**RECORDS PROVIDED:**
--- start ---

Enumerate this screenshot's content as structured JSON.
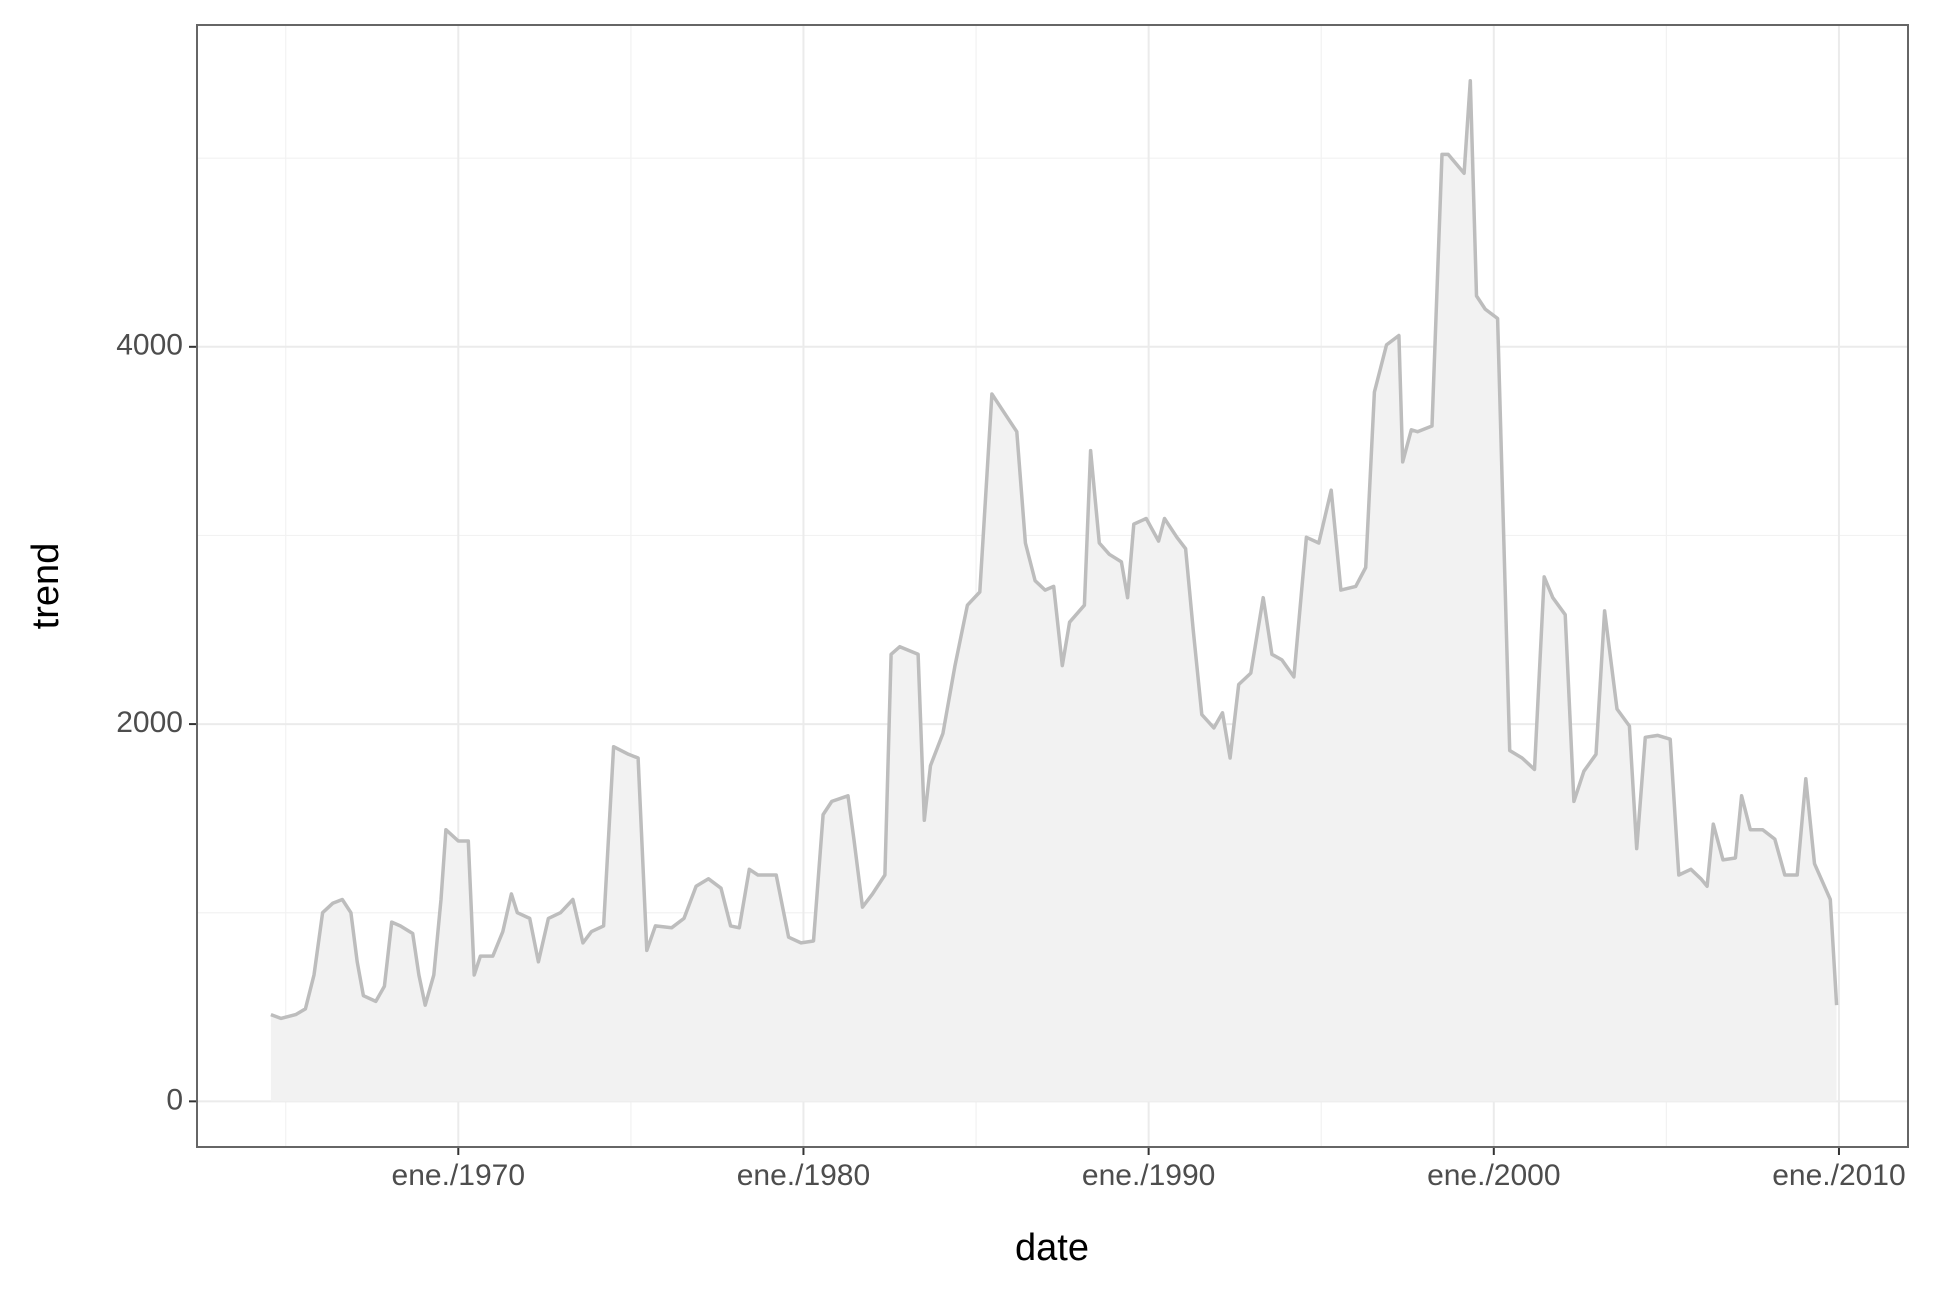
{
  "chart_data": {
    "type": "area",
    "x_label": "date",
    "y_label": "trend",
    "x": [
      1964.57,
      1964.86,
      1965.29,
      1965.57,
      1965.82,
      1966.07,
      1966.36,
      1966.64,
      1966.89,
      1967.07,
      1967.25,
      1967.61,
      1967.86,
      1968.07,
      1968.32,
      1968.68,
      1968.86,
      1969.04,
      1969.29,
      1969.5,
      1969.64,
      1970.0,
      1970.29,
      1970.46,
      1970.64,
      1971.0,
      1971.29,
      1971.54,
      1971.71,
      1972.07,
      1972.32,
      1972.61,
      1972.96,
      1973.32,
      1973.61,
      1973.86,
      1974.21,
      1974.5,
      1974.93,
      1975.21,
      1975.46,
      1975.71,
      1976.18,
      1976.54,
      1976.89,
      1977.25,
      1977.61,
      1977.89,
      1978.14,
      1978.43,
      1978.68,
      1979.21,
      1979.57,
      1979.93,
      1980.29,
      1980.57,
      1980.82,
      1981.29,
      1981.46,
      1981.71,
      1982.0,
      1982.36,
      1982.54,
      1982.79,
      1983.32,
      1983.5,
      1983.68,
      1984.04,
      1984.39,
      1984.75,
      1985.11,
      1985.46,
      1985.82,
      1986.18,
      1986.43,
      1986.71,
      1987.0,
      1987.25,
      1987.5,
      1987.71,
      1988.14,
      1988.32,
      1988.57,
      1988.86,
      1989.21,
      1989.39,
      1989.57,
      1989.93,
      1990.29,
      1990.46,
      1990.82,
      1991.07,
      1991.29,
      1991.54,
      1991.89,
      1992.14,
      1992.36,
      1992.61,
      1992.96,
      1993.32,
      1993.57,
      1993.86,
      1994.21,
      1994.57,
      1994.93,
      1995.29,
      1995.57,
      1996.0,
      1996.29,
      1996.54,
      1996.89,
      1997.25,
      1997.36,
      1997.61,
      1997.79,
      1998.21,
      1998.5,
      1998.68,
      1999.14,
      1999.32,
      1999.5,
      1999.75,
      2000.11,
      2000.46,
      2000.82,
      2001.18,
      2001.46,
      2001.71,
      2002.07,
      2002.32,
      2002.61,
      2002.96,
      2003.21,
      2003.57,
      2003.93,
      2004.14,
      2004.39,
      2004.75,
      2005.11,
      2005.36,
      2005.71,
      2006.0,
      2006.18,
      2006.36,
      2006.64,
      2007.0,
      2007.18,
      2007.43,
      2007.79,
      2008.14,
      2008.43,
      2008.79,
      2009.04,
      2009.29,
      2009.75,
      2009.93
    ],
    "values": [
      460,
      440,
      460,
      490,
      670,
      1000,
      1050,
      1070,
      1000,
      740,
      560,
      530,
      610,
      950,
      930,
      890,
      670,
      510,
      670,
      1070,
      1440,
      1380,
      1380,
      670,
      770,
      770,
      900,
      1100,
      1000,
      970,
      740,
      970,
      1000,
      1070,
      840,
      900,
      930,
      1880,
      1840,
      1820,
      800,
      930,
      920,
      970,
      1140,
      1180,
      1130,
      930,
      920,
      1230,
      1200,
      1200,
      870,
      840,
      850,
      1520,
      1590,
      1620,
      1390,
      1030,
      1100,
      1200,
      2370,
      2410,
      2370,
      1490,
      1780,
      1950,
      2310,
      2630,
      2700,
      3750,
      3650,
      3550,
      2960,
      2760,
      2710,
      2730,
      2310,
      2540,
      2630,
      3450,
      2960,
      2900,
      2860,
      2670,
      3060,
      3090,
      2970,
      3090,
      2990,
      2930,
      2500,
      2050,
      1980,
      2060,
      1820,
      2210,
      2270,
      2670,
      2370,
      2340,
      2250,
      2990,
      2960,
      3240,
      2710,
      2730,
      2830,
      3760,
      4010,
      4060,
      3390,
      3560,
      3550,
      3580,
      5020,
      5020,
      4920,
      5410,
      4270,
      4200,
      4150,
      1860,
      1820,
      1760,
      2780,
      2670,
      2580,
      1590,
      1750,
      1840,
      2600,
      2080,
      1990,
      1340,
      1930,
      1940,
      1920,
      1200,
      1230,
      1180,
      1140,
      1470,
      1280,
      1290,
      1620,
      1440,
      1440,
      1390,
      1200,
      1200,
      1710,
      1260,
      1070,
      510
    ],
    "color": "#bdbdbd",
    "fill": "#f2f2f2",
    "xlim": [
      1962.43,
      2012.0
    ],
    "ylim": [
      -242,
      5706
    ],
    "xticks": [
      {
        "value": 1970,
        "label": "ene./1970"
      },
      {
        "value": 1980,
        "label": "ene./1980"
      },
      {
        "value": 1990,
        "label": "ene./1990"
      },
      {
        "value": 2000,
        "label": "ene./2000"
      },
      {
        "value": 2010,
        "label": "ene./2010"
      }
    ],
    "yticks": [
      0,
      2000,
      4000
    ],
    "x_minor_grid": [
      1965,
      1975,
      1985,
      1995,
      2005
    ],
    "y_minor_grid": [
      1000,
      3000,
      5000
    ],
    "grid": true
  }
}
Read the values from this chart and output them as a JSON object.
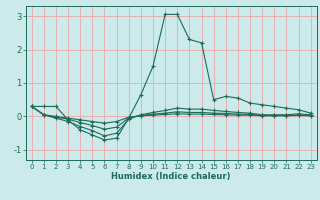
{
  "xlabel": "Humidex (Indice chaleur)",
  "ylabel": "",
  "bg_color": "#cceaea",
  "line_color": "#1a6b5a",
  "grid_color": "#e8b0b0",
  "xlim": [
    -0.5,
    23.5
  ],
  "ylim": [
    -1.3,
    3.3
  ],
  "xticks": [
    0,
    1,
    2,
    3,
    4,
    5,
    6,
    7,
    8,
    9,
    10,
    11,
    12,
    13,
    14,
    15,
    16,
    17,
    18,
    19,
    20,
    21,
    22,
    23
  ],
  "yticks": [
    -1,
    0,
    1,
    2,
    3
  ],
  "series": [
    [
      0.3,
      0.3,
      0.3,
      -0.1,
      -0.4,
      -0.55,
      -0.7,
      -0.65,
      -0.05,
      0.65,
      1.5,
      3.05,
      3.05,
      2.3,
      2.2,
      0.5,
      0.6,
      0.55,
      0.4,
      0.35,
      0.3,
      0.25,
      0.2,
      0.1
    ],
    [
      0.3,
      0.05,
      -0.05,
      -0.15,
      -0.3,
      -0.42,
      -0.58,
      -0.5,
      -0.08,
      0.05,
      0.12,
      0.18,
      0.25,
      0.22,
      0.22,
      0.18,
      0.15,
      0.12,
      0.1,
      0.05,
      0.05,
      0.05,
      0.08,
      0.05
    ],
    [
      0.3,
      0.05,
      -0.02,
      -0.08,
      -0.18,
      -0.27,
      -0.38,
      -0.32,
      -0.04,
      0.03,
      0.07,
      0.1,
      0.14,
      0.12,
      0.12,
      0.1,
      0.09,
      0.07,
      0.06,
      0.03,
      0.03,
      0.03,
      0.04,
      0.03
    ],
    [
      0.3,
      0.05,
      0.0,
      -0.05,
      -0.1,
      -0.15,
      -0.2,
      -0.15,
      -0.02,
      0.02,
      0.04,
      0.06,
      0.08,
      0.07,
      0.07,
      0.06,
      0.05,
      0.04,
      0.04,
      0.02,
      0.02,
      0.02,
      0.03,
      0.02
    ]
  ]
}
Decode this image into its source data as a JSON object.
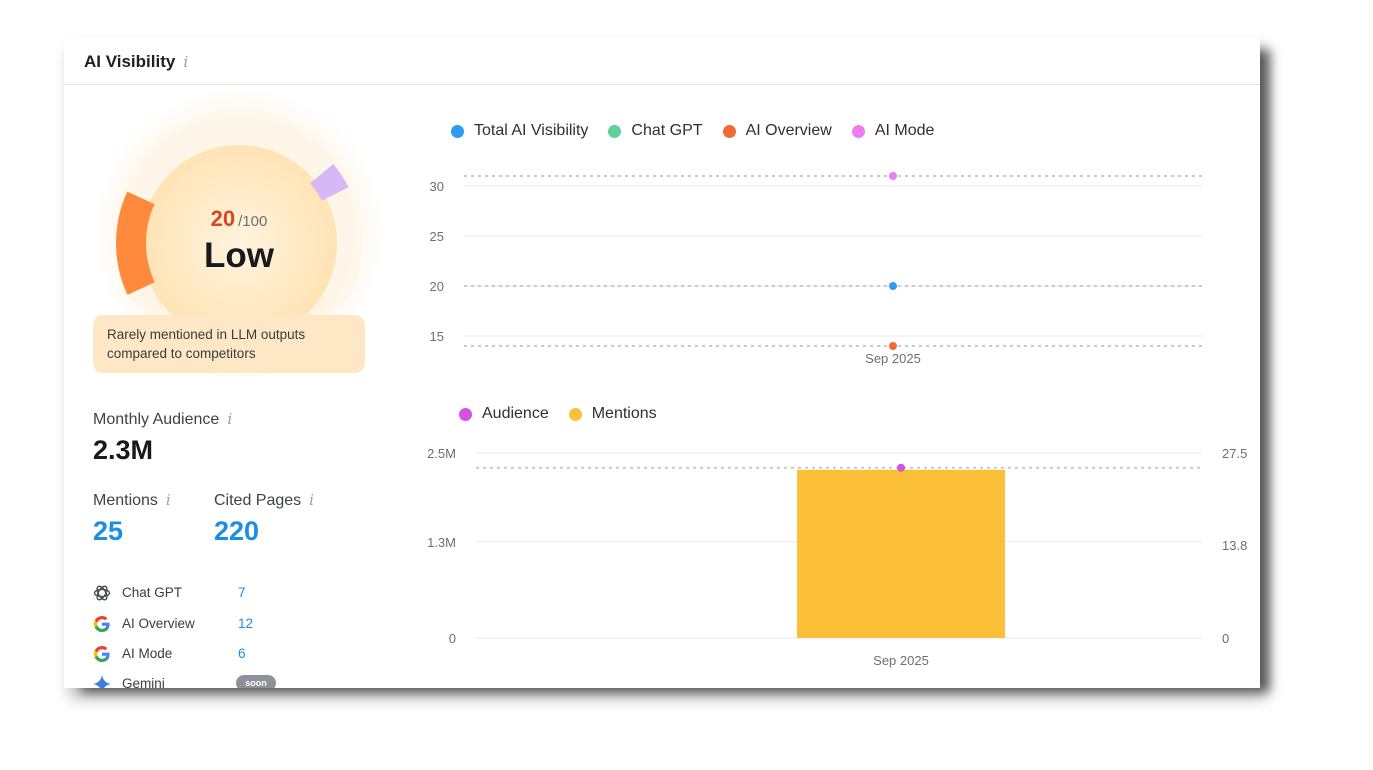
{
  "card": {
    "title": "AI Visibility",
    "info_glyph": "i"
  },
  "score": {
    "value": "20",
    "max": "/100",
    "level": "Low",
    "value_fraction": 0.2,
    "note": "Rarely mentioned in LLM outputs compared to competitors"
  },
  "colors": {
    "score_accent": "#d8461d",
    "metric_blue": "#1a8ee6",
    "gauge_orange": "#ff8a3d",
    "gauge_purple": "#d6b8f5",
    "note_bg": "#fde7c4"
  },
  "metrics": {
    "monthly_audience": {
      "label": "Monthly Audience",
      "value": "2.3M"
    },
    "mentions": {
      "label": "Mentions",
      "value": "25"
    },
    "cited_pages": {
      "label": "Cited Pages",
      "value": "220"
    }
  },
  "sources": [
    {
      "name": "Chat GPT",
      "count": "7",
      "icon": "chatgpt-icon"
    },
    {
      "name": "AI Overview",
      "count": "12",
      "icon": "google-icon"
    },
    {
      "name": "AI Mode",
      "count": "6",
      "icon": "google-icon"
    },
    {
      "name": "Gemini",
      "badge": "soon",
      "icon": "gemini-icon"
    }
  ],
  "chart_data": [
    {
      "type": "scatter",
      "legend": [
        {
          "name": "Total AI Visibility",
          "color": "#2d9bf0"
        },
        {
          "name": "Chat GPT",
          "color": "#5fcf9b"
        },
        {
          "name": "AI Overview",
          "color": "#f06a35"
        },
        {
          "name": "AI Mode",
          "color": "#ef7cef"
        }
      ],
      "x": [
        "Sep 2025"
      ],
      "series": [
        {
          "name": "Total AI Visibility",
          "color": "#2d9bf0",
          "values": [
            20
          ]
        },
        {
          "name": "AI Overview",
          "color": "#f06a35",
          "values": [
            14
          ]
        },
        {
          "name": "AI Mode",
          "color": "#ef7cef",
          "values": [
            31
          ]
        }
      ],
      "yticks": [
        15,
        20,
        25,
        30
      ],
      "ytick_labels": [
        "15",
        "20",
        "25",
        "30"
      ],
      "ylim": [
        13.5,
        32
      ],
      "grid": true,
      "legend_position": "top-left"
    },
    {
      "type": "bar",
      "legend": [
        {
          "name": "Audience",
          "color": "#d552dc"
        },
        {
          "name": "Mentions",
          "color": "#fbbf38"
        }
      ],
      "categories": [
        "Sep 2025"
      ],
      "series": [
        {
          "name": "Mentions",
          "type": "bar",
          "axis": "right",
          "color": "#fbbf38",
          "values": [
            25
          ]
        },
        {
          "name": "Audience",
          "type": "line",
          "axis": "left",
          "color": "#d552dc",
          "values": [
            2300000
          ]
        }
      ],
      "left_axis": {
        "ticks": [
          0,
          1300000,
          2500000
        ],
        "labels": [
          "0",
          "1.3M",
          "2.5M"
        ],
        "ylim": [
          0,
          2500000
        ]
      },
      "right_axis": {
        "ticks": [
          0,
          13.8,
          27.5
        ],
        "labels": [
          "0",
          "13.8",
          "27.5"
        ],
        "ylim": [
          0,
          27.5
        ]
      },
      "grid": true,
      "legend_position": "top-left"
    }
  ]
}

--- end ---

**GIVEN REQUEST:** Across the records, how many lines contain "this"? Only the number should be given.

**FULL OUTPUT:** 3